— START Supplied entries —
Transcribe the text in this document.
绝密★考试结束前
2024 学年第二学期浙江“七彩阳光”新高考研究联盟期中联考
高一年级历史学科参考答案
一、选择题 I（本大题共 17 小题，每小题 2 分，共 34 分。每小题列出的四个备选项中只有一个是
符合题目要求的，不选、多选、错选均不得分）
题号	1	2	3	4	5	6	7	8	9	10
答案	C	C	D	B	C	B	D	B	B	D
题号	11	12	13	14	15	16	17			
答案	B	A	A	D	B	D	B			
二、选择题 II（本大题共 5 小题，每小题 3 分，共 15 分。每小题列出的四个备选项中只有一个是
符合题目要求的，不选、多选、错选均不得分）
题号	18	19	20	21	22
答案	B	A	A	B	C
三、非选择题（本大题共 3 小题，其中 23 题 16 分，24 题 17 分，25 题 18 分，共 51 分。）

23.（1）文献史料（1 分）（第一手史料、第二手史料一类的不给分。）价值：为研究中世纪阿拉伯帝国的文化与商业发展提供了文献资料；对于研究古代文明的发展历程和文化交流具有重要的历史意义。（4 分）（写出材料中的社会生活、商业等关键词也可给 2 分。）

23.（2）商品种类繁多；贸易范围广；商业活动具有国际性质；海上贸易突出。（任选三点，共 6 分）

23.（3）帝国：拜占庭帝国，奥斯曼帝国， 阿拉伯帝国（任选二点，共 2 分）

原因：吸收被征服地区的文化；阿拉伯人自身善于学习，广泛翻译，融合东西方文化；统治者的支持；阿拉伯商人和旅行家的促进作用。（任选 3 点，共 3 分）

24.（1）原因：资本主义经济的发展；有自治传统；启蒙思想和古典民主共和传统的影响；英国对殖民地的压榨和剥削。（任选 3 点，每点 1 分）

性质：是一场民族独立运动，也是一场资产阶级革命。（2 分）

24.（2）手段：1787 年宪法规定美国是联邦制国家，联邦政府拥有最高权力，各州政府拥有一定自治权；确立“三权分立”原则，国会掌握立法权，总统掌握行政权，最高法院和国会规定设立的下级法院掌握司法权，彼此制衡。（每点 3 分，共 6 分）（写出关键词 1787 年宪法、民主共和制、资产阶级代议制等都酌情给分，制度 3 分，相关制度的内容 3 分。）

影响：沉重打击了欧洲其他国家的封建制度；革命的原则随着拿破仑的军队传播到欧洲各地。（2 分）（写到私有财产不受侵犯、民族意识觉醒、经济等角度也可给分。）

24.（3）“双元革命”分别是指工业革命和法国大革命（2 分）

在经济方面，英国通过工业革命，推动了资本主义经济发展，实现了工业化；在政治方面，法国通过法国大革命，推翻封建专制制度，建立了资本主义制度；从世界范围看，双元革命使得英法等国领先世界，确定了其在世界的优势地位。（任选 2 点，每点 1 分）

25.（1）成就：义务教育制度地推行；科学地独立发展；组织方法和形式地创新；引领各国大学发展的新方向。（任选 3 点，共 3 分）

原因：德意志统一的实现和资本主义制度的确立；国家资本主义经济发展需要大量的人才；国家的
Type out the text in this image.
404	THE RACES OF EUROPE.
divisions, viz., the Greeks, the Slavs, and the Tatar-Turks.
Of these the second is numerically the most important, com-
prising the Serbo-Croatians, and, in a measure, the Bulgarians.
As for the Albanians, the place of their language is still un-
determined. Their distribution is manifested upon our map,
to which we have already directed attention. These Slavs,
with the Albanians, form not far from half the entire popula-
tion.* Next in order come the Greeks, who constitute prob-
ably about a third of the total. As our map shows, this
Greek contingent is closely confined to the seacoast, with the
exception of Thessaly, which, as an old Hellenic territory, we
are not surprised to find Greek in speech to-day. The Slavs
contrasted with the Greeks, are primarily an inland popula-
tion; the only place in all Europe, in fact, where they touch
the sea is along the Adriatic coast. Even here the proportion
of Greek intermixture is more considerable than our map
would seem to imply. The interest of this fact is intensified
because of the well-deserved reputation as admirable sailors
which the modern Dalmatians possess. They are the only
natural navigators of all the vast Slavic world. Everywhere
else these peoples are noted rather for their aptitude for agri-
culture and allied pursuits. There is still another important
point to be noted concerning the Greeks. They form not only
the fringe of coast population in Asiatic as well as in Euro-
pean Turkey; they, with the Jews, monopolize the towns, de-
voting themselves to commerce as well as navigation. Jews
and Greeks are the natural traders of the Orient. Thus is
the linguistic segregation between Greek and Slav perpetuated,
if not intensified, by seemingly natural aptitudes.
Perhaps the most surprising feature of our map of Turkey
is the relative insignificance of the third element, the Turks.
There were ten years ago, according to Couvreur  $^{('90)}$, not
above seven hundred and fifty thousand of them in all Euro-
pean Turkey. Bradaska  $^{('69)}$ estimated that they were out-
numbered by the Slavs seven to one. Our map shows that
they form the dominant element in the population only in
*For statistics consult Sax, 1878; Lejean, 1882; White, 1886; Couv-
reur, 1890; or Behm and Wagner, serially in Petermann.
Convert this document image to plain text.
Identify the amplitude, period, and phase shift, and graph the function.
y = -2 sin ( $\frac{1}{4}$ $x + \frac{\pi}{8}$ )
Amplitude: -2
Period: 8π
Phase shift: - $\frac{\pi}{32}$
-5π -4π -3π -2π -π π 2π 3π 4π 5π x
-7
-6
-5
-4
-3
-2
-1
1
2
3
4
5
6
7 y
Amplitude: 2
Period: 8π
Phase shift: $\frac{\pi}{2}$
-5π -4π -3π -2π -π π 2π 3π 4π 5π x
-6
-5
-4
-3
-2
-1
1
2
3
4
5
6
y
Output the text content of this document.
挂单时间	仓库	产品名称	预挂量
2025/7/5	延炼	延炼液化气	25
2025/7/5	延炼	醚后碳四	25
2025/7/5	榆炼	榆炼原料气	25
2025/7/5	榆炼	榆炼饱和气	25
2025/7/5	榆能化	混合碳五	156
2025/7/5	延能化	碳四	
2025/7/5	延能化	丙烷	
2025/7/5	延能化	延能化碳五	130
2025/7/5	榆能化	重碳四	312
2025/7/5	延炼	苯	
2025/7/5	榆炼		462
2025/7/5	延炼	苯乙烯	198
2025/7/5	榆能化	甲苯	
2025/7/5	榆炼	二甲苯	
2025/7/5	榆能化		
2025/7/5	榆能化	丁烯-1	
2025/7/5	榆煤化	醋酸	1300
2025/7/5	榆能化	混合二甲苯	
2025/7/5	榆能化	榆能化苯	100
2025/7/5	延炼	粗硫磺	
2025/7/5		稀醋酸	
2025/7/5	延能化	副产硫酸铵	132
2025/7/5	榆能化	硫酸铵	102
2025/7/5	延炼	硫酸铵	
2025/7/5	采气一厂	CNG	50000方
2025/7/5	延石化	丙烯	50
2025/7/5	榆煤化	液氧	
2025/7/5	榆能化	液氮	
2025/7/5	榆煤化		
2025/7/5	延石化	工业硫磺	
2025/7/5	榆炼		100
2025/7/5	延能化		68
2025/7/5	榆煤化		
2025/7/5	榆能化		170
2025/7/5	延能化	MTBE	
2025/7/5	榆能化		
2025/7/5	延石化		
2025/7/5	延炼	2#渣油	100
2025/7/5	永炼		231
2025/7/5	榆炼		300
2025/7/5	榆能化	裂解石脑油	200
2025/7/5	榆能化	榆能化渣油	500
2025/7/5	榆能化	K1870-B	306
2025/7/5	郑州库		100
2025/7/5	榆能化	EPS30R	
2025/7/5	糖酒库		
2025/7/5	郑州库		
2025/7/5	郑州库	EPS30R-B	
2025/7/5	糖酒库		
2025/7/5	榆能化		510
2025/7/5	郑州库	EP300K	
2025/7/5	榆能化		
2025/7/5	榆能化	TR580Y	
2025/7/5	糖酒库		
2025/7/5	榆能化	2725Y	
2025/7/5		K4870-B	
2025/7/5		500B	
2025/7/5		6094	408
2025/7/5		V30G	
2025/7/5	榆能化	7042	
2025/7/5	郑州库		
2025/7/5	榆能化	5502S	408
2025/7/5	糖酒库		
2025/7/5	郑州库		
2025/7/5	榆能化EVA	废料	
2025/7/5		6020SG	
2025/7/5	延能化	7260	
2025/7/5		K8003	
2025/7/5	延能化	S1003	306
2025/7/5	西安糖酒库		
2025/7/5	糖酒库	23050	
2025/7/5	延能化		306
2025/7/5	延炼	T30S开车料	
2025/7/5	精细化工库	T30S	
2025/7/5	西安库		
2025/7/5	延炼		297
— END Supplied entries —
● **Stated goal**:
From the data above, show each line that contains "本大题共".

● **Exercise solution**:
一、选择题 I（本大题共 17 小题，每小题 2 分，共 34 分。每小题列出的四个备选项中只有一个是
二、选择题 II（本大题共 5 小题，每小题 3 分，共 15 分。每小题列出的四个备选项中只有一个是
三、非选择题（本大题共 3 小题，其中 23 题 16 分，24 题 17 分，25 题 18 分，共 51 分。）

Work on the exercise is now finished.